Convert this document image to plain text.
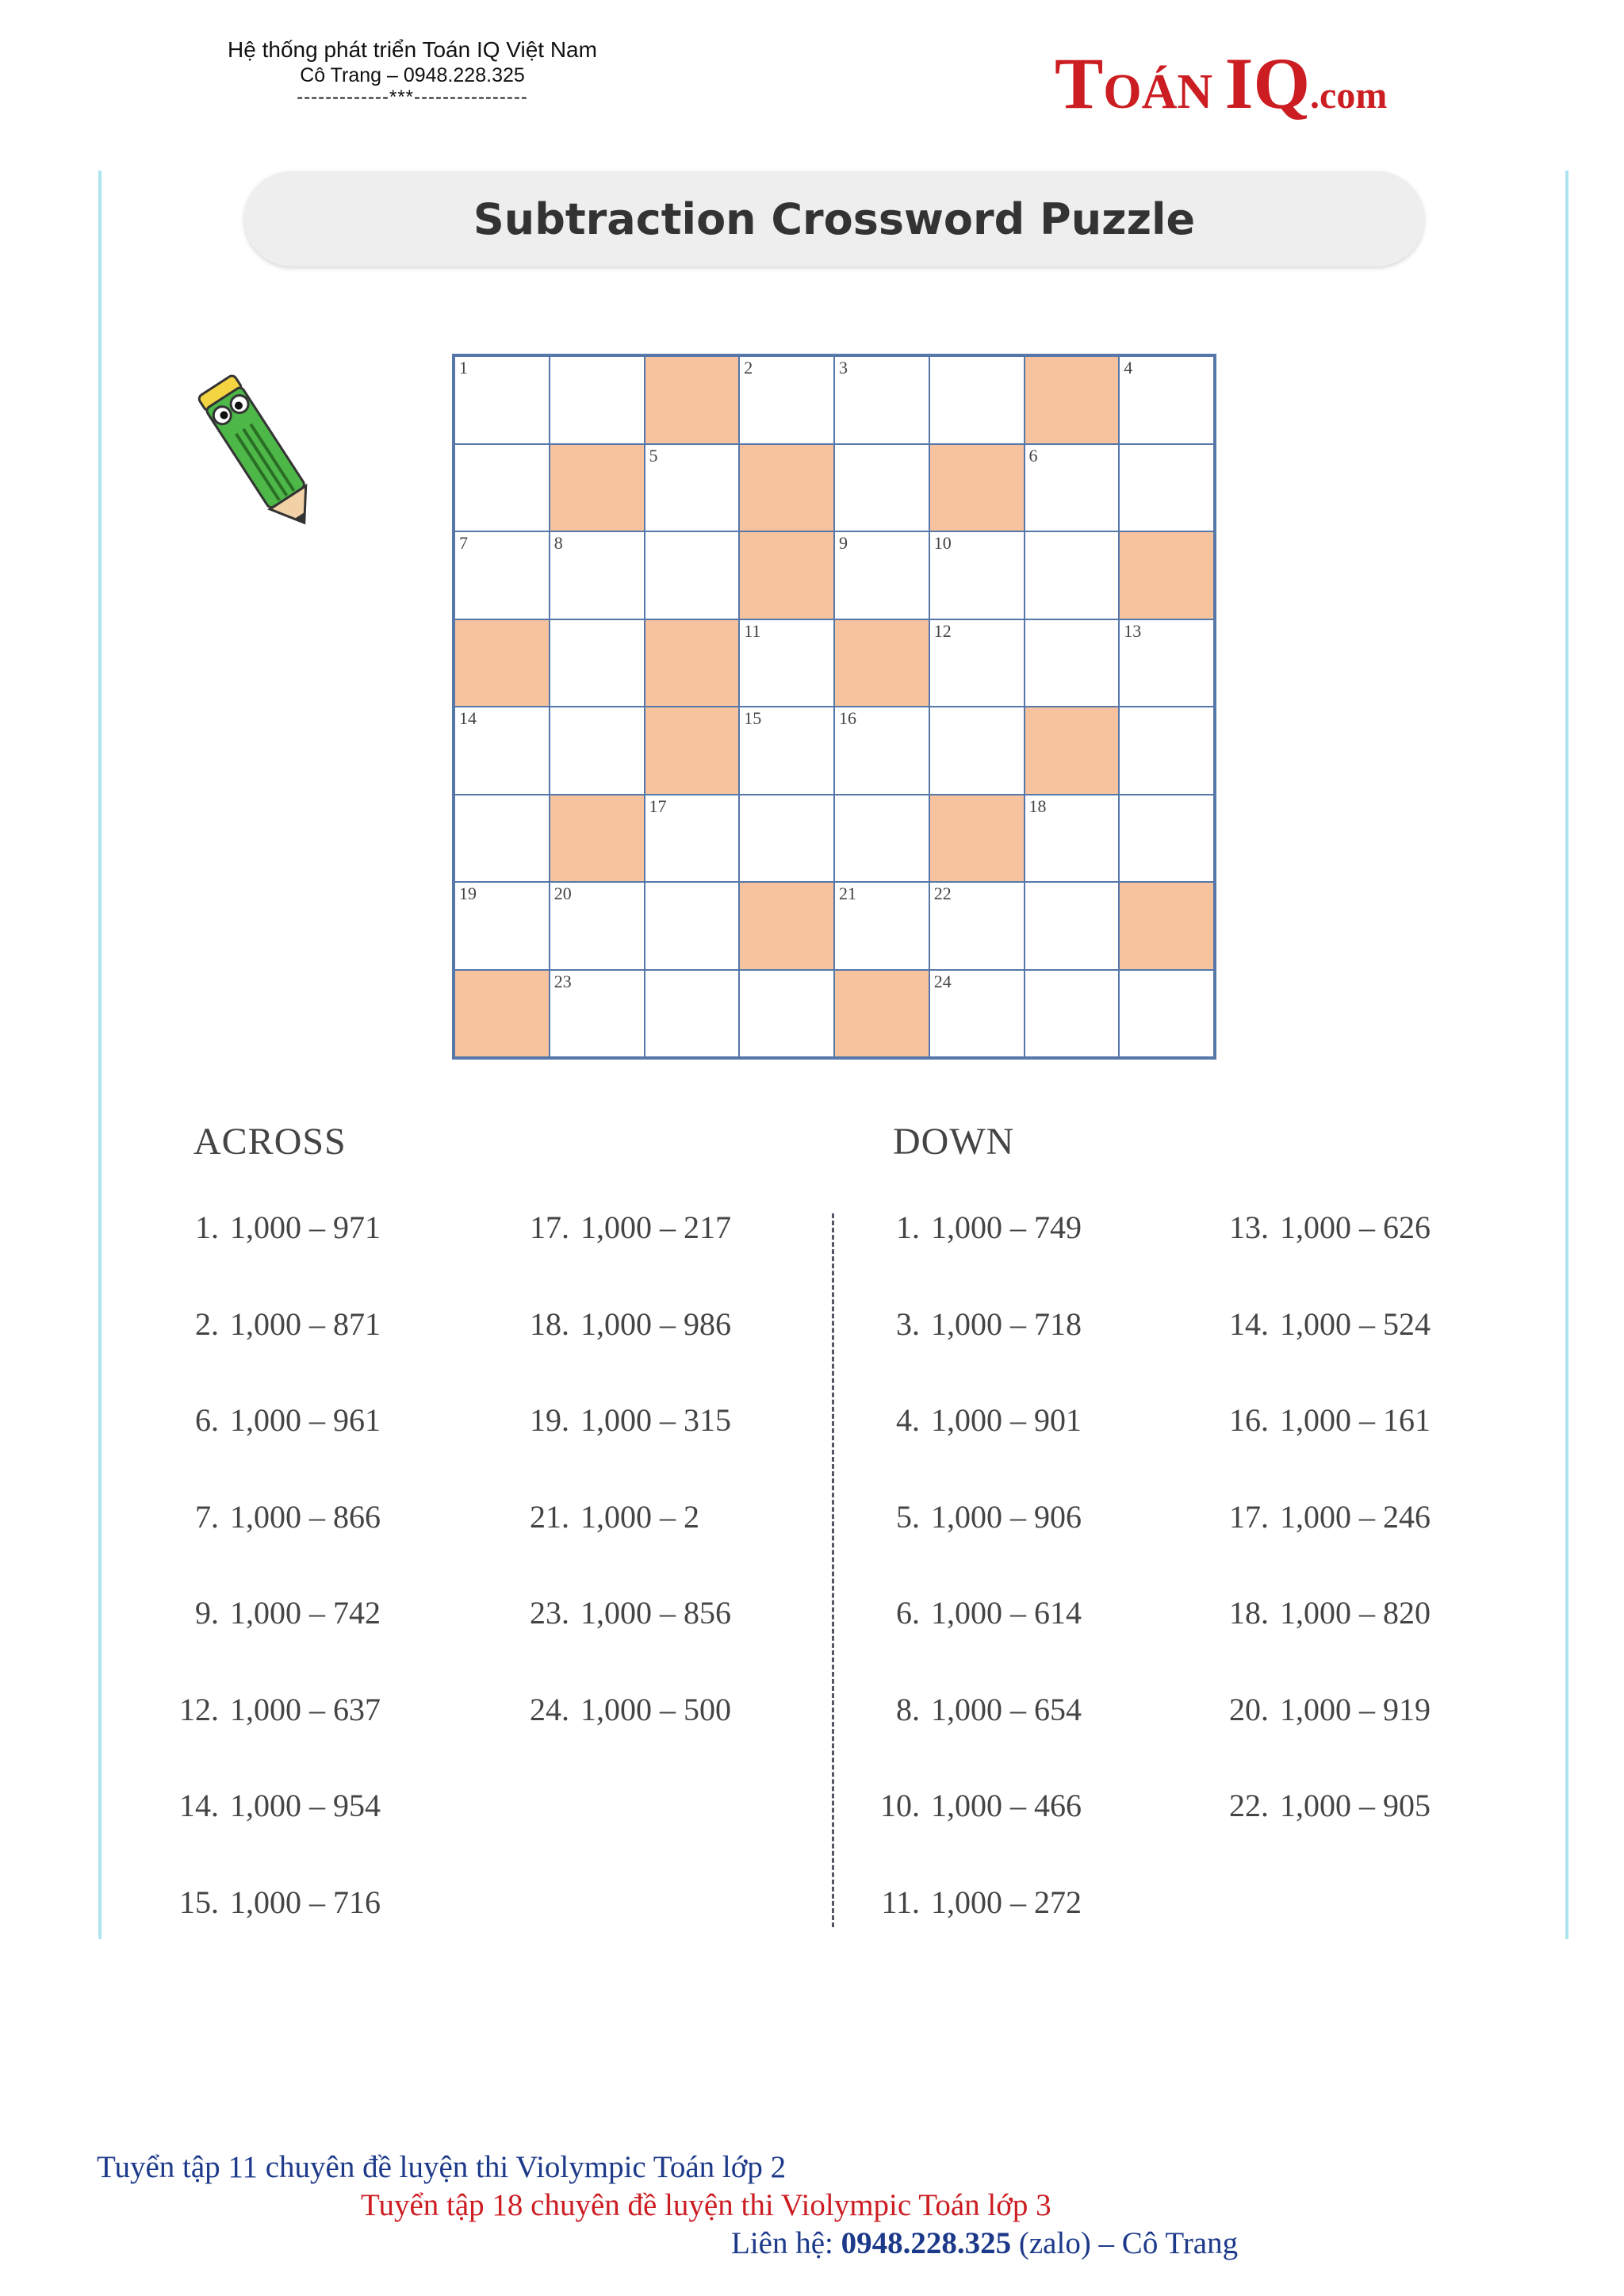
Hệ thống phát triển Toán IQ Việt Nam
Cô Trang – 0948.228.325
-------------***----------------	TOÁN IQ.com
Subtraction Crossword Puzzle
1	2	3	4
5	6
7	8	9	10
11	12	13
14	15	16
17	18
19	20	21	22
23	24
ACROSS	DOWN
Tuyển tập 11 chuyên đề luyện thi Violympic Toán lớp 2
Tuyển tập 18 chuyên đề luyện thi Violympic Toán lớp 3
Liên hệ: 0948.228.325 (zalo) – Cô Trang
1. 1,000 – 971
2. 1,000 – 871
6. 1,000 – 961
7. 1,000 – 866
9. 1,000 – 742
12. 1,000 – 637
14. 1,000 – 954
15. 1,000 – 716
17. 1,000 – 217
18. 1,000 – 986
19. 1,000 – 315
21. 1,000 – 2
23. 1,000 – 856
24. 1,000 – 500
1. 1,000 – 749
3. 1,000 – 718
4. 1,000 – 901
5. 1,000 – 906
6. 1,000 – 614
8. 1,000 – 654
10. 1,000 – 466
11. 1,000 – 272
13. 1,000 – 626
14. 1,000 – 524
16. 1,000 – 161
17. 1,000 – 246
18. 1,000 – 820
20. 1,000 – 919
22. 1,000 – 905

------------------------------------------------------------

• Exercise objective
Exclude the pictures. Write out the remaining data exactly.

• Output for this task
Convert this document image to plain text.
Hệ thống phát triển Toán IQ Việt Nam
Cô Trang – 0948.228.325
-------------***----------------	TOÁN IQ.com
Subtraction Crossword Puzzle
1	2	3	4
5	6
7	8	9	10
11	12	13
14	15	16
17	18
19	20	21	22
23	24
ACROSS	DOWN
Tuyển tập 11 chuyên đề luyện thi Violympic Toán lớp 2
Tuyển tập 18 chuyên đề luyện thi Violympic Toán lớp 3
Liên hệ: 0948.228.325 (zalo) – Cô Trang
1. 1,000 – 971
2. 1,000 – 871
6. 1,000 – 961
7. 1,000 – 866
9. 1,000 – 742
12. 1,000 – 637
14. 1,000 – 954
15. 1,000 – 716
17. 1,000 – 217
18. 1,000 – 986
19. 1,000 – 315
21. 1,000 – 2
23. 1,000 – 856
24. 1,000 – 500
1. 1,000 – 749
3. 1,000 – 718
4. 1,000 – 901
5. 1,000 – 906
6. 1,000 – 614
8. 1,000 – 654
10. 1,000 – 466
11. 1,000 – 272
13. 1,000 – 626
14. 1,000 – 524
16. 1,000 – 161
17. 1,000 – 246
18. 1,000 – 820
20. 1,000 – 919
22. 1,000 – 905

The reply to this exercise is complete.